### TASK TO CARRY OUT
Count the lines below that carry the word "marker". Answer with that number alone.

Data records
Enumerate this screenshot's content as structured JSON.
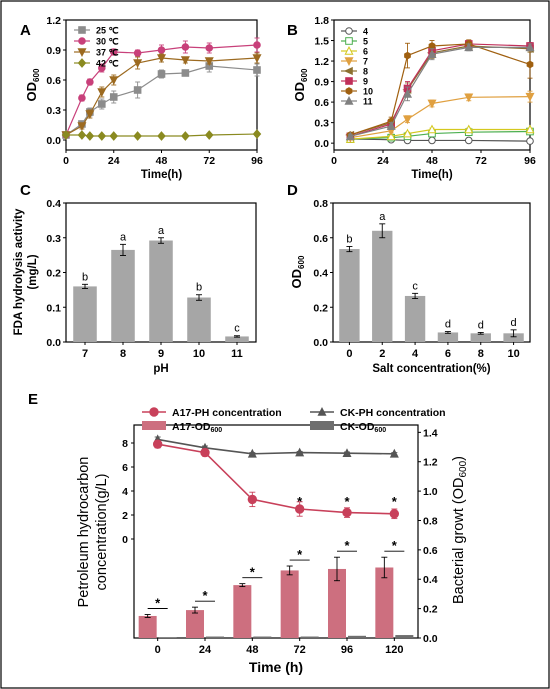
{
  "colors": {
    "t25": "#8c8c8c",
    "t30": "#c8407a",
    "t37": "#9c6a20",
    "t42": "#8a8a20",
    "ph4": "#555555",
    "ph5": "#4caf50",
    "ph6": "#d4c81e",
    "ph7": "#e0a040",
    "ph8": "#8c7030",
    "ph9": "#c0305a",
    "ph10": "#a06010",
    "ph11": "#808080",
    "bar": "#a6a6a6",
    "a17": "#c8405a",
    "a17bar": "#cd6f7f",
    "ck": "#555555",
    "ckbar": "#6e6e6e"
  },
  "chart_data": [
    {
      "panel": "A",
      "type": "line",
      "xlabel": "Time(h)",
      "ylabel": "OD600",
      "ylabel_main": "OD",
      "ylabel_sub": "600",
      "xlim": [
        0,
        96
      ],
      "ylim": [
        -0.1,
        1.2
      ],
      "xticks": [
        0,
        24,
        48,
        72,
        96
      ],
      "yticks": [
        0.0,
        0.3,
        0.6,
        0.9,
        1.2
      ],
      "x": [
        0,
        8,
        12,
        18,
        24,
        36,
        48,
        60,
        72,
        96
      ],
      "legend": "top-left",
      "series": [
        {
          "name": "25 ℃",
          "values": [
            0.05,
            0.16,
            0.28,
            0.36,
            0.43,
            0.5,
            0.66,
            0.67,
            0.74,
            0.7
          ],
          "err": [
            0.01,
            0.02,
            0.04,
            0.05,
            0.06,
            0.08,
            0.04,
            0.03,
            0.06,
            0.06
          ],
          "marker": "square",
          "color": "t25"
        },
        {
          "name": "30 ℃",
          "values": [
            0.05,
            0.42,
            0.58,
            0.72,
            0.88,
            0.87,
            0.9,
            0.93,
            0.92,
            0.95
          ],
          "err": [
            0.01,
            0.03,
            0.03,
            0.04,
            0.03,
            0.03,
            0.05,
            0.06,
            0.05,
            0.07
          ],
          "marker": "circle",
          "color": "t30"
        },
        {
          "name": "37 ℃",
          "values": [
            0.05,
            0.14,
            0.26,
            0.48,
            0.6,
            0.77,
            0.82,
            0.8,
            0.79,
            0.82
          ],
          "err": [
            0.01,
            0.03,
            0.04,
            0.05,
            0.05,
            0.06,
            0.04,
            0.03,
            0.03,
            0.05
          ],
          "marker": "triangle-down",
          "color": "t37"
        },
        {
          "name": "42 ℃",
          "values": [
            0.05,
            0.05,
            0.04,
            0.04,
            0.04,
            0.04,
            0.04,
            0.04,
            0.05,
            0.06
          ],
          "err": [
            0.005,
            0.005,
            0.005,
            0.005,
            0.005,
            0.005,
            0.005,
            0.005,
            0.005,
            0.005
          ],
          "marker": "diamond",
          "color": "t42"
        }
      ]
    },
    {
      "panel": "B",
      "type": "line",
      "xlabel": "Time(h)",
      "ylabel": "OD600",
      "ylabel_main": "OD",
      "ylabel_sub": "600",
      "xlim": [
        0,
        96
      ],
      "ylim": [
        -0.1,
        1.8
      ],
      "xticks": [
        0,
        24,
        48,
        72,
        96
      ],
      "yticks": [
        0.0,
        0.3,
        0.6,
        0.9,
        1.2,
        1.5,
        1.8
      ],
      "x": [
        8,
        28,
        36,
        48,
        66,
        96
      ],
      "legend": "top-left",
      "series": [
        {
          "name": "4",
          "values": [
            0.06,
            0.05,
            0.04,
            0.04,
            0.04,
            0.03
          ],
          "err": [
            0.01,
            0.01,
            0.01,
            0.01,
            0.01,
            0.01
          ],
          "marker": "circle-open",
          "color": "ph4"
        },
        {
          "name": "5",
          "values": [
            0.06,
            0.08,
            0.1,
            0.14,
            0.16,
            0.17
          ],
          "err": [
            0.01,
            0.01,
            0.02,
            0.02,
            0.02,
            0.02
          ],
          "marker": "square-open",
          "color": "ph5"
        },
        {
          "name": "6",
          "values": [
            0.06,
            0.1,
            0.14,
            0.2,
            0.2,
            0.2
          ],
          "err": [
            0.01,
            0.01,
            0.02,
            0.02,
            0.02,
            0.02
          ],
          "marker": "triangle-open",
          "color": "ph6"
        },
        {
          "name": "7",
          "values": [
            0.08,
            0.18,
            0.35,
            0.58,
            0.67,
            0.68
          ],
          "err": [
            0.02,
            0.03,
            0.05,
            0.05,
            0.05,
            0.08
          ],
          "marker": "triangle-down",
          "color": "ph7"
        },
        {
          "name": "8",
          "values": [
            0.12,
            0.3,
            0.78,
            1.32,
            1.42,
            1.38
          ],
          "err": [
            0.03,
            0.05,
            0.1,
            0.08,
            0.06,
            0.05
          ],
          "marker": "triangle-left",
          "color": "ph8"
        },
        {
          "name": "9",
          "values": [
            0.1,
            0.28,
            0.8,
            1.35,
            1.45,
            1.42
          ],
          "err": [
            0.03,
            0.05,
            0.1,
            0.06,
            0.05,
            0.05
          ],
          "marker": "square",
          "color": "ph9"
        },
        {
          "name": "10",
          "values": [
            0.12,
            0.32,
            1.28,
            1.42,
            1.45,
            1.15
          ],
          "err": [
            0.03,
            0.06,
            0.18,
            0.08,
            0.06,
            0.2
          ],
          "marker": "hexagon",
          "color": "ph10"
        },
        {
          "name": "11",
          "values": [
            0.1,
            0.25,
            0.72,
            1.3,
            1.4,
            1.4
          ],
          "err": [
            0.03,
            0.05,
            0.1,
            0.08,
            0.05,
            0.05
          ],
          "marker": "triangle",
          "color": "ph11"
        }
      ]
    },
    {
      "panel": "C",
      "type": "bar",
      "xlabel": "pH",
      "ylabel": "FDA hydrolysis activity\n(mg/L)",
      "ylabel_lines": [
        "FDA hydrolysis activity",
        "(mg/L)"
      ],
      "categories": [
        "7",
        "8",
        "9",
        "10",
        "11"
      ],
      "values": [
        0.16,
        0.265,
        0.292,
        0.128,
        0.016
      ],
      "err": [
        0.006,
        0.016,
        0.008,
        0.008,
        0.002
      ],
      "letters": [
        "b",
        "a",
        "a",
        "b",
        "c"
      ],
      "ylim": [
        0.0,
        0.4
      ],
      "yticks": [
        0.0,
        0.1,
        0.2,
        0.3,
        0.4
      ]
    },
    {
      "panel": "D",
      "type": "bar",
      "xlabel": "Salt concentration(%)",
      "ylabel": "OD600",
      "ylabel_main": "OD",
      "ylabel_sub": "600",
      "categories": [
        "0",
        "2",
        "4",
        "6",
        "8",
        "10"
      ],
      "values": [
        0.535,
        0.64,
        0.265,
        0.055,
        0.05,
        0.05
      ],
      "err": [
        0.015,
        0.04,
        0.015,
        0.005,
        0.005,
        0.02
      ],
      "letters": [
        "b",
        "a",
        "c",
        "d",
        "d",
        "d"
      ],
      "ylim": [
        0.0,
        0.8
      ],
      "yticks": [
        0.0,
        0.2,
        0.4,
        0.6,
        0.8
      ]
    },
    {
      "panel": "E",
      "type": "line+bar",
      "xlabel": "Time (h)",
      "ylabel_left": "Petroleum hydrocarbon\nconcentration(g/L)",
      "ylabel_left_lines": [
        "Petroleum hydrocarbon",
        "concentration(g/L)"
      ],
      "ylabel_right": "Bacterial growt (OD600)",
      "ylabel_right_main": "Bacterial growt  (OD",
      "ylabel_right_sub": "600",
      "ylabel_right_end": ")",
      "categories": [
        "0",
        "24",
        "48",
        "72",
        "96",
        "120"
      ],
      "yticks_left": [
        0,
        2,
        4,
        6,
        8
      ],
      "yticks_right": [
        0.0,
        0.2,
        0.4,
        0.6,
        0.8,
        1.0,
        1.2,
        1.4
      ],
      "ylim_right": [
        0.0,
        1.45
      ],
      "legend": [
        {
          "label": "A17-PH concentration",
          "color": "a17",
          "kind": "line-circle"
        },
        {
          "label": "CK-PH concentration",
          "color": "ck",
          "kind": "line-triangle"
        },
        {
          "label": "A17-OD",
          "sub": "600",
          "color": "a17bar",
          "kind": "bar"
        },
        {
          "label": "CK-OD",
          "sub": "600",
          "color": "ckbar",
          "kind": "bar"
        }
      ],
      "series": [
        {
          "name": "A17-PH concentration",
          "values": [
            7.9,
            7.2,
            3.3,
            2.5,
            2.2,
            2.1
          ],
          "err": [
            0.3,
            0.3,
            0.6,
            0.6,
            0.4,
            0.4
          ]
        },
        {
          "name": "CK-PH concentration",
          "values": [
            8.3,
            7.6,
            7.1,
            7.2,
            7.15,
            7.1
          ],
          "err": [
            0.2,
            0.15,
            0.1,
            0.1,
            0.1,
            0.1
          ]
        },
        {
          "name": "A17-OD600",
          "values": [
            0.15,
            0.19,
            0.36,
            0.46,
            0.47,
            0.48
          ],
          "err": [
            0.01,
            0.02,
            0.01,
            0.03,
            0.08,
            0.07
          ]
        },
        {
          "name": "CK-OD600",
          "values": [
            0.005,
            0.01,
            0.01,
            0.01,
            0.015,
            0.02
          ],
          "err": [
            0.002,
            0.002,
            0.002,
            0.002,
            0.003,
            0.003
          ]
        }
      ],
      "significance": [
        "*",
        "*",
        "*",
        "*",
        "*",
        "*"
      ],
      "significance_top": [
        "",
        "",
        "*",
        "*",
        "*",
        "*"
      ]
    }
  ],
  "panel_labels": [
    "A",
    "B",
    "C",
    "D",
    "E"
  ]
}
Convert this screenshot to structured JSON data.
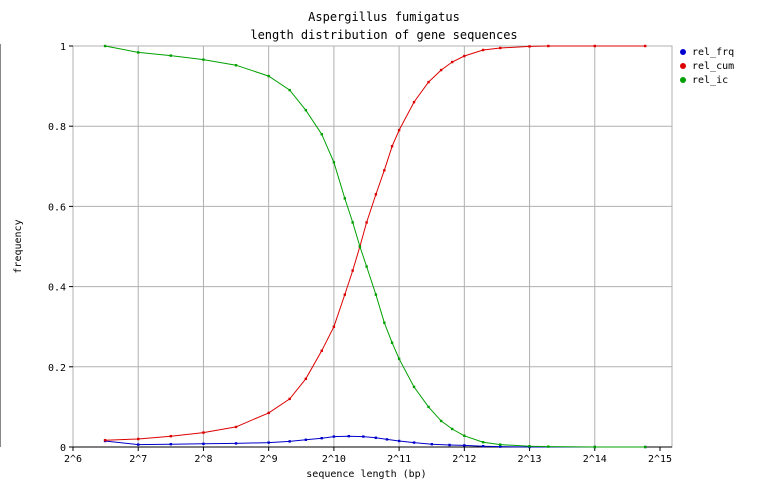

### OUTPUT
12